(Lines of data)

====================

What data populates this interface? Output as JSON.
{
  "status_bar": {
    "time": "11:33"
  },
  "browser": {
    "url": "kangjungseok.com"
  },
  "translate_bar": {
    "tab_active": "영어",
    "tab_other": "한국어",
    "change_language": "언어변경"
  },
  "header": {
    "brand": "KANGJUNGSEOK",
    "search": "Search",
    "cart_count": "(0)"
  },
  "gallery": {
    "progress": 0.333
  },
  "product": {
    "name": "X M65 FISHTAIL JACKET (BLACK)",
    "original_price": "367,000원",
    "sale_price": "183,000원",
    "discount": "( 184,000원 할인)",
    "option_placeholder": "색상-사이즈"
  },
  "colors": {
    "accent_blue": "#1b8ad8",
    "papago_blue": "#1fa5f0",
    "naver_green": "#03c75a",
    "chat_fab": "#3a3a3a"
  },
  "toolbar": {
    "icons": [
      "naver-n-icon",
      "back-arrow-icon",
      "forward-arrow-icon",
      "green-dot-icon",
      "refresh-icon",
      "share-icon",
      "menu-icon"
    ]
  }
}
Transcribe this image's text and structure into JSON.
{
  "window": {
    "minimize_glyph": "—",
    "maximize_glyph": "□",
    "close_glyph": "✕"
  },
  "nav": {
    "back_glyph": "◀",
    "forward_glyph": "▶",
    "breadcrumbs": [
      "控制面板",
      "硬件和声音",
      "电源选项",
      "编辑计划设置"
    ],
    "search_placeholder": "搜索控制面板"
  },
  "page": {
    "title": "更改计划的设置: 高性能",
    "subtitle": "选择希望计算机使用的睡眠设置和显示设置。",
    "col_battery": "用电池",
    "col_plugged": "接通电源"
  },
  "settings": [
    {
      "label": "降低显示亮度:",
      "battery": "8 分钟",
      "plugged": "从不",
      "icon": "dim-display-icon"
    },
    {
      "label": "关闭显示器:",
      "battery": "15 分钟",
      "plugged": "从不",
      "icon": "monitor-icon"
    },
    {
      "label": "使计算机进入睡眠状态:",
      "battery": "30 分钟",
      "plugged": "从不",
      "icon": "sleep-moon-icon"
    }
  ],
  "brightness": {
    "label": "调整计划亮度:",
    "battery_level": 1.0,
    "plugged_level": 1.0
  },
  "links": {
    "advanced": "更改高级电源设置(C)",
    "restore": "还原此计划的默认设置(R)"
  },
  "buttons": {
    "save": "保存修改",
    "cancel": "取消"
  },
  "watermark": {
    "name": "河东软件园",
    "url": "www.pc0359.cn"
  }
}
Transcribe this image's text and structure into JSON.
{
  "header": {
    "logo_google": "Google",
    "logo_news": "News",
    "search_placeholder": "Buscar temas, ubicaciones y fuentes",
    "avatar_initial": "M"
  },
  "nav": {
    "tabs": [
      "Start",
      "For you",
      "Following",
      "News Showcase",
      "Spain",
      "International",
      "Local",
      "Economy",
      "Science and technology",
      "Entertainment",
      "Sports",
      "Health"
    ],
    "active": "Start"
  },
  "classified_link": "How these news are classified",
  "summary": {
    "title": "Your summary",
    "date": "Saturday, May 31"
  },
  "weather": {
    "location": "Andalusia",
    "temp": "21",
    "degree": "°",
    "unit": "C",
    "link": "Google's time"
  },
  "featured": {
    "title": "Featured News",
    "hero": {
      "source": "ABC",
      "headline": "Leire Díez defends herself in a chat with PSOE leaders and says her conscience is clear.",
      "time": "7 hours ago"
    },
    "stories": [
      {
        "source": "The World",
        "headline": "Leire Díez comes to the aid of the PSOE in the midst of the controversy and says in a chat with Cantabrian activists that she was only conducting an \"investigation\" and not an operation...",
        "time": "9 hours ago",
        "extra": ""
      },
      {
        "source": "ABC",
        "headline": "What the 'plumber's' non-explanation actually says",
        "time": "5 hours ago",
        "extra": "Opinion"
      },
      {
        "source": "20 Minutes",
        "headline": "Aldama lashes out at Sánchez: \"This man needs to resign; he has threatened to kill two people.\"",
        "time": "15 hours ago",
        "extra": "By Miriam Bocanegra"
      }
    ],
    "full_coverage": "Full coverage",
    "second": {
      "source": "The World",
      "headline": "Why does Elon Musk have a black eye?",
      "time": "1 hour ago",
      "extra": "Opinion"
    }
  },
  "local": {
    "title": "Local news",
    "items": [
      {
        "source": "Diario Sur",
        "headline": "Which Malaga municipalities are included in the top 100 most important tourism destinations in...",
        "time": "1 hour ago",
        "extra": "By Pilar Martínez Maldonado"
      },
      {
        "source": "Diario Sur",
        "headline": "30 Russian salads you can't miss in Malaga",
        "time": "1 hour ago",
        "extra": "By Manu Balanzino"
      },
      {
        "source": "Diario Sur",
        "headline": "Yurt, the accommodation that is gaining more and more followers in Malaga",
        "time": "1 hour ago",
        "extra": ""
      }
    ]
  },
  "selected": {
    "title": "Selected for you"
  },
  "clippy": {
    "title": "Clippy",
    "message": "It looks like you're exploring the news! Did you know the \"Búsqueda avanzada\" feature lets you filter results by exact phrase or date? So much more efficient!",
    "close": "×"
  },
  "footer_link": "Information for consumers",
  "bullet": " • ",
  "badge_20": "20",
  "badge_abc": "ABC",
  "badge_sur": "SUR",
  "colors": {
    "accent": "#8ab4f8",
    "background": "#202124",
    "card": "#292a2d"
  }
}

====================

Scan the material above. Copy each line where "label" occurs.

      "label": "降低显示亮度:",
      "label": "关闭显示器:",
      "label": "使计算机进入睡眠状态:",
    "label": "调整计划亮度:",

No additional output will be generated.